*Task description*
All the data below goes into the copy word for word, but the pictures don't.

# start of Task material

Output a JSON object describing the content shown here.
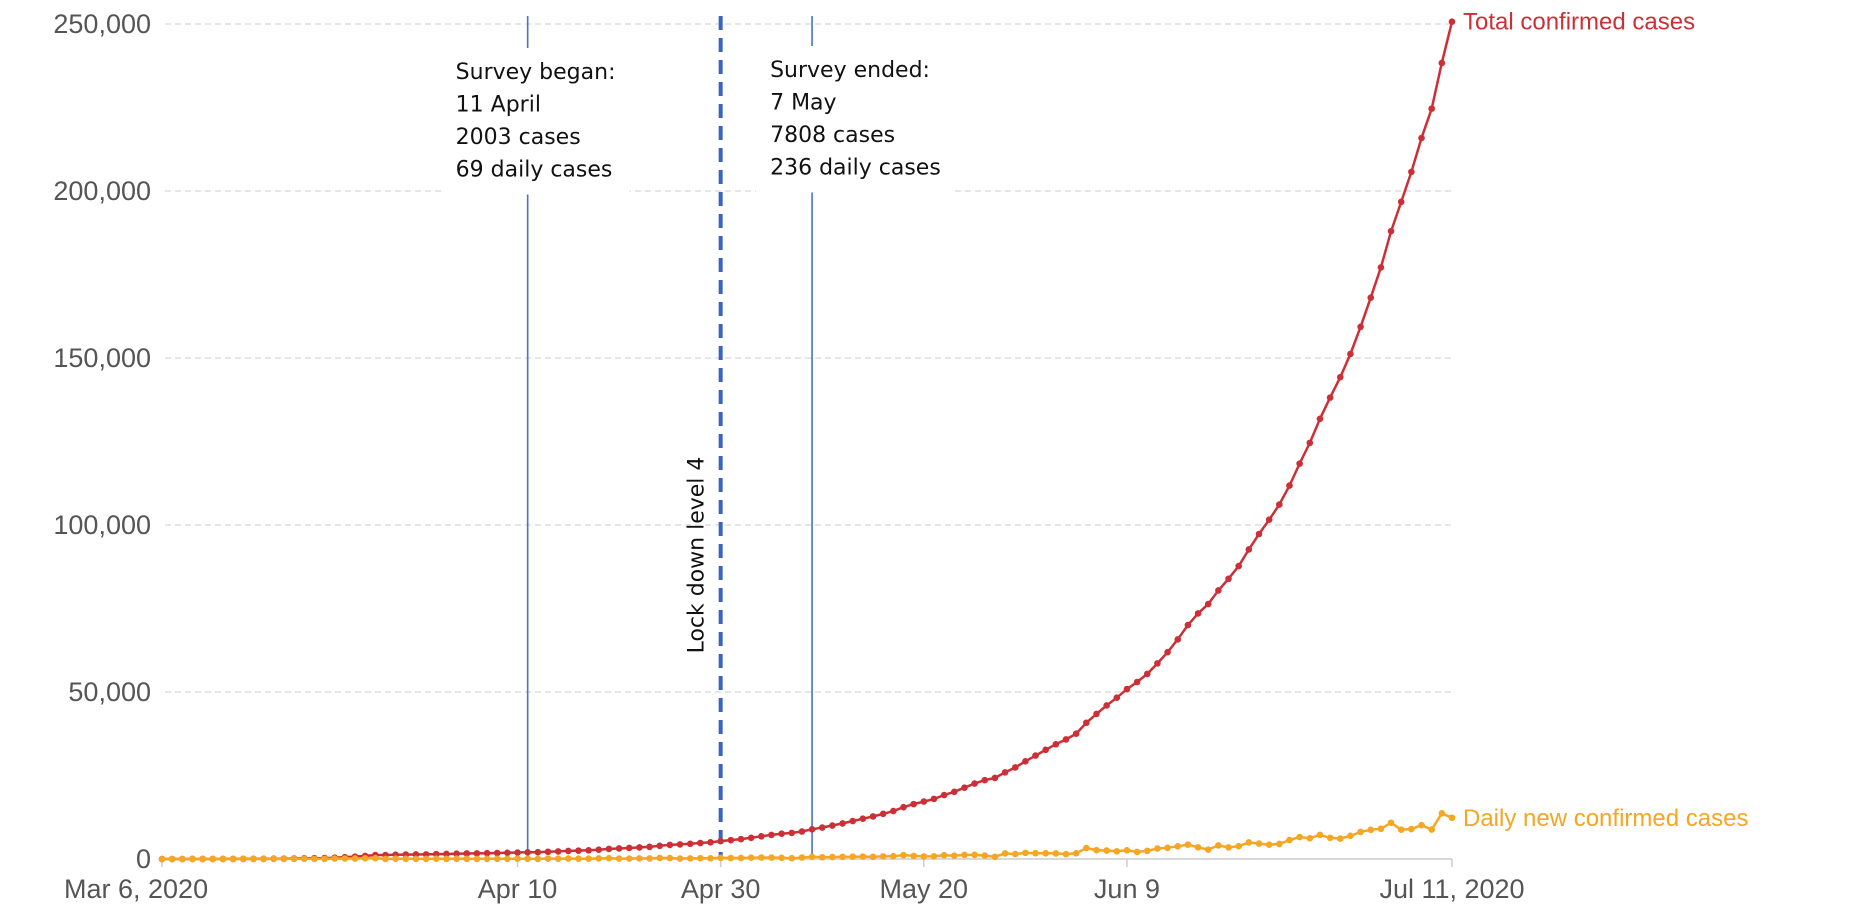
{
  "chart_data": {
    "type": "line",
    "x": [
      "2020-03-06",
      "2020-03-07",
      "2020-03-08",
      "2020-03-09",
      "2020-03-10",
      "2020-03-11",
      "2020-03-12",
      "2020-03-13",
      "2020-03-14",
      "2020-03-15",
      "2020-03-16",
      "2020-03-17",
      "2020-03-18",
      "2020-03-19",
      "2020-03-20",
      "2020-03-21",
      "2020-03-22",
      "2020-03-23",
      "2020-03-24",
      "2020-03-25",
      "2020-03-26",
      "2020-03-27",
      "2020-03-28",
      "2020-03-29",
      "2020-03-30",
      "2020-03-31",
      "2020-04-01",
      "2020-04-02",
      "2020-04-03",
      "2020-04-04",
      "2020-04-05",
      "2020-04-06",
      "2020-04-07",
      "2020-04-08",
      "2020-04-09",
      "2020-04-10",
      "2020-04-11",
      "2020-04-12",
      "2020-04-13",
      "2020-04-14",
      "2020-04-15",
      "2020-04-16",
      "2020-04-17",
      "2020-04-18",
      "2020-04-19",
      "2020-04-20",
      "2020-04-21",
      "2020-04-22",
      "2020-04-23",
      "2020-04-24",
      "2020-04-25",
      "2020-04-26",
      "2020-04-27",
      "2020-04-28",
      "2020-04-29",
      "2020-04-30",
      "2020-05-01",
      "2020-05-02",
      "2020-05-03",
      "2020-05-04",
      "2020-05-05",
      "2020-05-06",
      "2020-05-07",
      "2020-05-08",
      "2020-05-09",
      "2020-05-10",
      "2020-05-11",
      "2020-05-12",
      "2020-05-13",
      "2020-05-14",
      "2020-05-15",
      "2020-05-16",
      "2020-05-17",
      "2020-05-18",
      "2020-05-19",
      "2020-05-20",
      "2020-05-21",
      "2020-05-22",
      "2020-05-23",
      "2020-05-24",
      "2020-05-25",
      "2020-05-26",
      "2020-05-27",
      "2020-05-28",
      "2020-05-29",
      "2020-05-30",
      "2020-05-31",
      "2020-06-01",
      "2020-06-02",
      "2020-06-03",
      "2020-06-04",
      "2020-06-05",
      "2020-06-06",
      "2020-06-07",
      "2020-06-08",
      "2020-06-09",
      "2020-06-10",
      "2020-06-11",
      "2020-06-12",
      "2020-06-13",
      "2020-06-14",
      "2020-06-15",
      "2020-06-16",
      "2020-06-17",
      "2020-06-18",
      "2020-06-19",
      "2020-06-20",
      "2020-06-21",
      "2020-06-22",
      "2020-06-23",
      "2020-06-24",
      "2020-06-25",
      "2020-06-26",
      "2020-06-27",
      "2020-06-28",
      "2020-06-29",
      "2020-06-30",
      "2020-07-01",
      "2020-07-02",
      "2020-07-03",
      "2020-07-04",
      "2020-07-05",
      "2020-07-06",
      "2020-07-07",
      "2020-07-08",
      "2020-07-09",
      "2020-07-10",
      "2020-07-11"
    ],
    "series": [
      {
        "name": "Total confirmed cases",
        "color": "#cc2f36",
        "values": [
          1,
          1,
          2,
          7,
          7,
          13,
          17,
          24,
          38,
          51,
          62,
          85,
          116,
          150,
          202,
          240,
          274,
          402,
          554,
          709,
          927,
          1170,
          1187,
          1280,
          1326,
          1353,
          1380,
          1462,
          1505,
          1585,
          1655,
          1686,
          1749,
          1794,
          1845,
          1934,
          2003,
          2028,
          2173,
          2272,
          2415,
          2506,
          2605,
          2783,
          3034,
          3158,
          3300,
          3465,
          3635,
          3953,
          4220,
          4361,
          4546,
          4793,
          4996,
          5350,
          5647,
          5951,
          6336,
          6783,
          7220,
          7572,
          7808,
          8232,
          8895,
          9420,
          10015,
          10652,
          11350,
          12074,
          12739,
          13524,
          14355,
          15515,
          16433,
          17200,
          18003,
          19137,
          20125,
          21343,
          22583,
          23615,
          24264,
          25937,
          27403,
          29240,
          30967,
          32683,
          34357,
          35812,
          37525,
          40792,
          43434,
          45973,
          48285,
          50879,
          52991,
          55421,
          58568,
          61927,
          65736,
          70038,
          73533,
          76334,
          80412,
          83890,
          87715,
          92681,
          97302,
          101590,
          106108,
          111796,
          118375,
          124590,
          131800,
          138134,
          144264,
          151209,
          159333,
          168061,
          177124,
          187977,
          196750,
          205721,
          215855,
          224665,
          238339,
          250687
        ]
      },
      {
        "name": "Daily new confirmed cases",
        "color": "#f5a623",
        "values": [
          1,
          0,
          1,
          5,
          0,
          6,
          4,
          7,
          14,
          13,
          11,
          23,
          31,
          34,
          52,
          38,
          34,
          128,
          152,
          155,
          218,
          243,
          17,
          93,
          46,
          27,
          27,
          82,
          43,
          80,
          70,
          31,
          63,
          45,
          51,
          89,
          69,
          25,
          145,
          99,
          143,
          91,
          99,
          178,
          251,
          124,
          142,
          165,
          170,
          318,
          267,
          141,
          185,
          247,
          203,
          354,
          297,
          304,
          385,
          447,
          437,
          352,
          236,
          424,
          663,
          525,
          595,
          637,
          698,
          724,
          665,
          785,
          831,
          1160,
          918,
          767,
          803,
          1134,
          988,
          1218,
          1240,
          1032,
          649,
          1673,
          1466,
          1837,
          1727,
          1716,
          1674,
          1455,
          1713,
          3267,
          2642,
          2539,
          2312,
          2594,
          2112,
          2430,
          3147,
          3359,
          3809,
          4302,
          3495,
          2801,
          4078,
          3478,
          3825,
          4966,
          4621,
          4288,
          4518,
          5688,
          6579,
          6215,
          7210,
          6334,
          6130,
          6945,
          8124,
          8728,
          9063,
          10853,
          8773,
          8971,
          10134,
          8810,
          13674,
          12348
        ]
      }
    ],
    "xlim": [
      "2020-03-06",
      "2020-07-11"
    ],
    "xticks": [
      {
        "value": "2020-03-06",
        "label": "Mar 6, 2020"
      },
      {
        "value": "2020-04-10",
        "label": "Apr 10"
      },
      {
        "value": "2020-04-30",
        "label": "Apr 30"
      },
      {
        "value": "2020-05-20",
        "label": "May 20"
      },
      {
        "value": "2020-06-09",
        "label": "Jun 9"
      },
      {
        "value": "2020-07-11",
        "label": "Jul 11, 2020"
      }
    ],
    "ylim": [
      0,
      250000
    ],
    "yticks": [
      0,
      {
        "value": 50000,
        "label": "50,000"
      },
      {
        "value": 100000,
        "label": "100,000"
      },
      {
        "value": 150000,
        "label": "150,000"
      },
      {
        "value": 200000,
        "label": "200,000"
      },
      {
        "value": 250000,
        "label": "250,000"
      }
    ],
    "grid": true,
    "annotations": [
      {
        "x": "2020-04-11",
        "style": "solid",
        "lines": [
          "Survey began:",
          "11 April",
          "2003 cases",
          "69 daily cases"
        ]
      },
      {
        "x": "2020-04-30",
        "style": "dashed",
        "rotate": true,
        "lines": [
          "Lock down level 4"
        ]
      },
      {
        "x": "2020-05-09",
        "style": "solid",
        "lines": [
          "Survey ended:",
          "7 May",
          "7808 cases",
          "236 daily cases"
        ]
      }
    ]
  }
}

# end of Task material

*Exercise result*
Output a JSON object describing the content shown here.
{
  "chart_data": {
    "type": "line",
    "x": [
      "2020-03-06",
      "2020-03-07",
      "2020-03-08",
      "2020-03-09",
      "2020-03-10",
      "2020-03-11",
      "2020-03-12",
      "2020-03-13",
      "2020-03-14",
      "2020-03-15",
      "2020-03-16",
      "2020-03-17",
      "2020-03-18",
      "2020-03-19",
      "2020-03-20",
      "2020-03-21",
      "2020-03-22",
      "2020-03-23",
      "2020-03-24",
      "2020-03-25",
      "2020-03-26",
      "2020-03-27",
      "2020-03-28",
      "2020-03-29",
      "2020-03-30",
      "2020-03-31",
      "2020-04-01",
      "2020-04-02",
      "2020-04-03",
      "2020-04-04",
      "2020-04-05",
      "2020-04-06",
      "2020-04-07",
      "2020-04-08",
      "2020-04-09",
      "2020-04-10",
      "2020-04-11",
      "2020-04-12",
      "2020-04-13",
      "2020-04-14",
      "2020-04-15",
      "2020-04-16",
      "2020-04-17",
      "2020-04-18",
      "2020-04-19",
      "2020-04-20",
      "2020-04-21",
      "2020-04-22",
      "2020-04-23",
      "2020-04-24",
      "2020-04-25",
      "2020-04-26",
      "2020-04-27",
      "2020-04-28",
      "2020-04-29",
      "2020-04-30",
      "2020-05-01",
      "2020-05-02",
      "2020-05-03",
      "2020-05-04",
      "2020-05-05",
      "2020-05-06",
      "2020-05-07",
      "2020-05-08",
      "2020-05-09",
      "2020-05-10",
      "2020-05-11",
      "2020-05-12",
      "2020-05-13",
      "2020-05-14",
      "2020-05-15",
      "2020-05-16",
      "2020-05-17",
      "2020-05-18",
      "2020-05-19",
      "2020-05-20",
      "2020-05-21",
      "2020-05-22",
      "2020-05-23",
      "2020-05-24",
      "2020-05-25",
      "2020-05-26",
      "2020-05-27",
      "2020-05-28",
      "2020-05-29",
      "2020-05-30",
      "2020-05-31",
      "2020-06-01",
      "2020-06-02",
      "2020-06-03",
      "2020-06-04",
      "2020-06-05",
      "2020-06-06",
      "2020-06-07",
      "2020-06-08",
      "2020-06-09",
      "2020-06-10",
      "2020-06-11",
      "2020-06-12",
      "2020-06-13",
      "2020-06-14",
      "2020-06-15",
      "2020-06-16",
      "2020-06-17",
      "2020-06-18",
      "2020-06-19",
      "2020-06-20",
      "2020-06-21",
      "2020-06-22",
      "2020-06-23",
      "2020-06-24",
      "2020-06-25",
      "2020-06-26",
      "2020-06-27",
      "2020-06-28",
      "2020-06-29",
      "2020-06-30",
      "2020-07-01",
      "2020-07-02",
      "2020-07-03",
      "2020-07-04",
      "2020-07-05",
      "2020-07-06",
      "2020-07-07",
      "2020-07-08",
      "2020-07-09",
      "2020-07-10",
      "2020-07-11"
    ],
    "series": [
      {
        "name": "Total confirmed cases",
        "color": "#cc2f36",
        "values": [
          1,
          1,
          2,
          7,
          7,
          13,
          17,
          24,
          38,
          51,
          62,
          85,
          116,
          150,
          202,
          240,
          274,
          402,
          554,
          709,
          927,
          1170,
          1187,
          1280,
          1326,
          1353,
          1380,
          1462,
          1505,
          1585,
          1655,
          1686,
          1749,
          1794,
          1845,
          1934,
          2003,
          2028,
          2173,
          2272,
          2415,
          2506,
          2605,
          2783,
          3034,
          3158,
          3300,
          3465,
          3635,
          3953,
          4220,
          4361,
          4546,
          4793,
          4996,
          5350,
          5647,
          5951,
          6336,
          6783,
          7220,
          7572,
          7808,
          8232,
          8895,
          9420,
          10015,
          10652,
          11350,
          12074,
          12739,
          13524,
          14355,
          15515,
          16433,
          17200,
          18003,
          19137,
          20125,
          21343,
          22583,
          23615,
          24264,
          25937,
          27403,
          29240,
          30967,
          32683,
          34357,
          35812,
          37525,
          40792,
          43434,
          45973,
          48285,
          50879,
          52991,
          55421,
          58568,
          61927,
          65736,
          70038,
          73533,
          76334,
          80412,
          83890,
          87715,
          92681,
          97302,
          101590,
          106108,
          111796,
          118375,
          124590,
          131800,
          138134,
          144264,
          151209,
          159333,
          168061,
          177124,
          187977,
          196750,
          205721,
          215855,
          224665,
          238339,
          250687
        ]
      },
      {
        "name": "Daily new confirmed cases",
        "color": "#f5a623",
        "values": [
          1,
          0,
          1,
          5,
          0,
          6,
          4,
          7,
          14,
          13,
          11,
          23,
          31,
          34,
          52,
          38,
          34,
          128,
          152,
          155,
          218,
          243,
          17,
          93,
          46,
          27,
          27,
          82,
          43,
          80,
          70,
          31,
          63,
          45,
          51,
          89,
          69,
          25,
          145,
          99,
          143,
          91,
          99,
          178,
          251,
          124,
          142,
          165,
          170,
          318,
          267,
          141,
          185,
          247,
          203,
          354,
          297,
          304,
          385,
          447,
          437,
          352,
          236,
          424,
          663,
          525,
          595,
          637,
          698,
          724,
          665,
          785,
          831,
          1160,
          918,
          767,
          803,
          1134,
          988,
          1218,
          1240,
          1032,
          649,
          1673,
          1466,
          1837,
          1727,
          1716,
          1674,
          1455,
          1713,
          3267,
          2642,
          2539,
          2312,
          2594,
          2112,
          2430,
          3147,
          3359,
          3809,
          4302,
          3495,
          2801,
          4078,
          3478,
          3825,
          4966,
          4621,
          4288,
          4518,
          5688,
          6579,
          6215,
          7210,
          6334,
          6130,
          6945,
          8124,
          8728,
          9063,
          10853,
          8773,
          8971,
          10134,
          8810,
          13674,
          12348
        ]
      }
    ],
    "xlim": [
      "2020-03-06",
      "2020-07-11"
    ],
    "xticks": [
      {
        "value": "2020-03-06",
        "label": "Mar 6, 2020"
      },
      {
        "value": "2020-04-10",
        "label": "Apr 10"
      },
      {
        "value": "2020-04-30",
        "label": "Apr 30"
      },
      {
        "value": "2020-05-20",
        "label": "May 20"
      },
      {
        "value": "2020-06-09",
        "label": "Jun 9"
      },
      {
        "value": "2020-07-11",
        "label": "Jul 11, 2020"
      }
    ],
    "ylim": [
      0,
      250000
    ],
    "yticks": [
      0,
      {
        "value": 50000,
        "label": "50,000"
      },
      {
        "value": 100000,
        "label": "100,000"
      },
      {
        "value": 150000,
        "label": "150,000"
      },
      {
        "value": 200000,
        "label": "200,000"
      },
      {
        "value": 250000,
        "label": "250,000"
      }
    ],
    "grid": true,
    "annotations": [
      {
        "x": "2020-04-11",
        "style": "solid",
        "lines": [
          "Survey began:",
          "11 April",
          "2003 cases",
          "69 daily cases"
        ]
      },
      {
        "x": "2020-04-30",
        "style": "dashed",
        "rotate": true,
        "lines": [
          "Lock down level 4"
        ]
      },
      {
        "x": "2020-05-09",
        "style": "solid",
        "lines": [
          "Survey ended:",
          "7 May",
          "7808 cases",
          "236 daily cases"
        ]
      }
    ]
  }
}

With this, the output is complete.